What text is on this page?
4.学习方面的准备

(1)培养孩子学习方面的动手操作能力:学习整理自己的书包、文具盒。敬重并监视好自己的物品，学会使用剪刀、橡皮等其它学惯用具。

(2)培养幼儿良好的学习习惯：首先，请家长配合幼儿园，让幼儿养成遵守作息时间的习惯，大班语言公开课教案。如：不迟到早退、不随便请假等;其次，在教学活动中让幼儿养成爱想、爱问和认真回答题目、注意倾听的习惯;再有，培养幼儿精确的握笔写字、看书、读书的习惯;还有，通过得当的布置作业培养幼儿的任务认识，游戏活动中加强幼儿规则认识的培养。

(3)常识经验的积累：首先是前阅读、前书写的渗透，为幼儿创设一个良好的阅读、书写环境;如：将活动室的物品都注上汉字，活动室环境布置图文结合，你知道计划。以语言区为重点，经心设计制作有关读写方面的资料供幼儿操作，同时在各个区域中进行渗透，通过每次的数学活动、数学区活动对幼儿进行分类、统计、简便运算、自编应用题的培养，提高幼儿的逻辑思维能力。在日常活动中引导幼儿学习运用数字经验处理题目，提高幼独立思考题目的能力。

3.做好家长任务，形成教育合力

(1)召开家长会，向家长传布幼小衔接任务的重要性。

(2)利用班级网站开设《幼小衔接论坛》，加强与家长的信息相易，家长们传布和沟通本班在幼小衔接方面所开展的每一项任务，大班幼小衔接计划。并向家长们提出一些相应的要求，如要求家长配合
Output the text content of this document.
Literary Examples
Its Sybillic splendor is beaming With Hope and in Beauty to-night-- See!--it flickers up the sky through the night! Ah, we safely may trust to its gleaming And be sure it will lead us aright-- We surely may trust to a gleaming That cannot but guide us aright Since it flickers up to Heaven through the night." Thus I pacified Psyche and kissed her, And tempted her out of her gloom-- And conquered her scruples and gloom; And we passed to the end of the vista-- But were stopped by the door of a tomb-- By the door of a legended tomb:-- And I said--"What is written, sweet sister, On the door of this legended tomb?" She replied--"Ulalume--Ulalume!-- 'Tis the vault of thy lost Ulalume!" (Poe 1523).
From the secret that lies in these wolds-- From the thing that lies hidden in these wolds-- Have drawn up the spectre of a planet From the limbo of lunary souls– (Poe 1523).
────────────────────────────────────────
→ GIVEN PROBLEM:
Repeat the lines above exactly.

→ EXPECTED OUTPUT:
What text is on this page?
4.学习方面的准备

(1)培养孩子学习方面的动手操作能力:学习整理自己的书包、文具盒。敬重并监视好自己的物品，学会使用剪刀、橡皮等其它学惯用具。

(2)培养幼儿良好的学习习惯：首先，请家长配合幼儿园，让幼儿养成遵守作息时间的习惯，大班语言公开课教案。如：不迟到早退、不随便请假等;其次，在教学活动中让幼儿养成爱想、爱问和认真回答题目、注意倾听的习惯;再有，培养幼儿精确的握笔写字、看书、读书的习惯;还有，通过得当的布置作业培养幼儿的任务认识，游戏活动中加强幼儿规则认识的培养。

(3)常识经验的积累：首先是前阅读、前书写的渗透，为幼儿创设一个良好的阅读、书写环境;如：将活动室的物品都注上汉字，活动室环境布置图文结合，你知道计划。以语言区为重点，经心设计制作有关读写方面的资料供幼儿操作，同时在各个区域中进行渗透，通过每次的数学活动、数学区活动对幼儿进行分类、统计、简便运算、自编应用题的培养，提高幼儿的逻辑思维能力。在日常活动中引导幼儿学习运用数字经验处理题目，提高幼独立思考题目的能力。

3.做好家长任务，形成教育合力

(1)召开家长会，向家长传布幼小衔接任务的重要性。

(2)利用班级网站开设《幼小衔接论坛》，加强与家长的信息相易，家长们传布和沟通本班在幼小衔接方面所开展的每一项任务，大班幼小衔接计划。并向家长们提出一些相应的要求，如要求家长配合
Output the text content of this document.
Literary Examples
Its Sybillic splendor is beaming With Hope and in Beauty to-night-- See!--it flickers up the sky through the night! Ah, we safely may trust to its gleaming And be sure it will lead us aright-- We surely may trust to a gleaming That cannot but guide us aright Since it flickers up to Heaven through the night." Thus I pacified Psyche and kissed her, And tempted her out of her gloom-- And conquered her scruples and gloom; And we passed to the end of the vista-- But were stopped by the door of a tomb-- By the door of a legended tomb:-- And I said--"What is written, sweet sister, On the door of this legended tomb?" She replied--"Ulalume--Ulalume!-- 'Tis the vault of thy lost Ulalume!" (Poe 1523).
From the secret that lies in these wolds-- From the thing that lies hidden in these wolds-- Have drawn up the spectre of a planet From the limbo of lunary souls– (Poe 1523).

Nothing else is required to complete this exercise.